▶ Text section
-------

In fact, cemeteries are reported to have asked for police protection to stop skeletons being dug up.

“It was introduced in Sierra Leone in 2015,” Mercy Kamara, of local charity AdvocAid, told me. “But the emergence of it as a health issue started three years ago around 2021.”

Over the last three years, Kamara has watched young people across the country, including some she works with, get hooked on kush to blot out issues such as unemployment, poverty, and depression. 

“We used to have mining companies in Sierra Leone which engaged these young people, but because of the economy most of them closed,” Kamara said. “And an idle mind is the devil’s workshop.”

Unemployment is indeed a huge problem. Some estimates put youth joblessness as high as 60 percent and more than a quarter of the country’s population lives in poverty.

“The cost of living is so expensive,” she said. “With those challenges, it is easy for people to fall into depression.”

People roll joints in Freetown, Sierra Leone February 11, 2020. REUTERS/Cooper Inveen

People roll joints in Freetown, Sierra Leone February 11, 2020. REUTERS/Cooper Inveen

The young people she works with just want to forget about what they see as a lack of a future. 

So, in steps the dirt cheap kush with joints of the drug selling for a relative pittance. But, while the price to buy it may be low, the costs to the addicts are significant.

The high is said to cause a pounding sensation in the head, and pain in the neck and joints.

-------

▶ Problems to work on
[a] Reproduce the passage on kush in Sierra Leone between "Unemployment is indeed" and "lives in poverty.", inclusive.
[b] Decide whether each statement below agrees with the passage on kush in Sierra Leone, answering yes or no and quoting the words of the passage that settle it.
(i) According to Kamara, most mining companies in Sierra Leone closed because of the economy.
(ii) Some estimates put youth joblessness in Sierra Leone as high as 40 percent.
(iii) Joints of kush sell for a high price.

-------

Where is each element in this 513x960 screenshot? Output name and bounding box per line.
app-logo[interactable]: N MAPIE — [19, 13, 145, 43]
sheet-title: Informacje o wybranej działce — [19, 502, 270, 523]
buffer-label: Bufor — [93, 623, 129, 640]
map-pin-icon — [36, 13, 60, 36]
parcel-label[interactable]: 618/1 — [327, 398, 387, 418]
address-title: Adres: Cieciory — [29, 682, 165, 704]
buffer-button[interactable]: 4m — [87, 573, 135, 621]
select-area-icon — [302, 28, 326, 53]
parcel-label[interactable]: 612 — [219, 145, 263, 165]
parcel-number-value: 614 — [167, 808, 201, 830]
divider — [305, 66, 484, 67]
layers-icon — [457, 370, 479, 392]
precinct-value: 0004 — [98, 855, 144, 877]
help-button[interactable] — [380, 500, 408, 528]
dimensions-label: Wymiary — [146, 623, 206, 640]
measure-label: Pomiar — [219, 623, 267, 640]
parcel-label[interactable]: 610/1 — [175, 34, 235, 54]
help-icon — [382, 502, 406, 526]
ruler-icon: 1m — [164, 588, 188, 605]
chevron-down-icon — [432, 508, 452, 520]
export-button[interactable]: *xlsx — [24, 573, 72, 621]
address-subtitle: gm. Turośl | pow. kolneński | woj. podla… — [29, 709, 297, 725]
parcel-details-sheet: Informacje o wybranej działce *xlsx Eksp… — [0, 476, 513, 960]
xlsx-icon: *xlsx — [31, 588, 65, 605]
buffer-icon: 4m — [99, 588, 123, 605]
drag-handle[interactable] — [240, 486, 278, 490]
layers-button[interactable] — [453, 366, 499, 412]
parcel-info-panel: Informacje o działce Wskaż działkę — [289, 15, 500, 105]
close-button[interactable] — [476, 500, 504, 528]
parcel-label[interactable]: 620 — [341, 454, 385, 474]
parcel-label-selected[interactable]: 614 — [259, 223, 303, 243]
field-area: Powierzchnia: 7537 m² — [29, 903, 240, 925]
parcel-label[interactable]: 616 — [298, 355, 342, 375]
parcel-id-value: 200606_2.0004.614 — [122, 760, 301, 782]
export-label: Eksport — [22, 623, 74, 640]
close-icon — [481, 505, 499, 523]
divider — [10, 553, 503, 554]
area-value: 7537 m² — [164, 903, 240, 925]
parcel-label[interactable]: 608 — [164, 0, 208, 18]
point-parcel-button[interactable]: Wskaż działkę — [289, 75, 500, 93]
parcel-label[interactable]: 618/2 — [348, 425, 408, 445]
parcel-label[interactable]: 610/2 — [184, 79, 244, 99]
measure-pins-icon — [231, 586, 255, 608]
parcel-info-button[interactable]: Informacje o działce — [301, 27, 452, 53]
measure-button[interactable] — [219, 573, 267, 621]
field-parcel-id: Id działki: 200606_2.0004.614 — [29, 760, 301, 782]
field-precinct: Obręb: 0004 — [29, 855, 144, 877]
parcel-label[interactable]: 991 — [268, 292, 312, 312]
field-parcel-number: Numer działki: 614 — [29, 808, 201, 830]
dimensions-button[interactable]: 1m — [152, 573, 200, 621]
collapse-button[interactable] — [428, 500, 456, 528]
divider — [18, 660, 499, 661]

-------

▶ Your responses
[a]
Unemployment is indeed a huge problem. Some estimates put youth joblessness as high as 60 percent and more than a quarter of the country’s population lives in poverty.

[b]
(i) Yes: "because of the economy most of them closed"
(ii) No: "Some estimates put youth joblessness as high as 60 percent"
(iii) No: "the dirt cheap kush with joints of the drug selling for a relative pittance"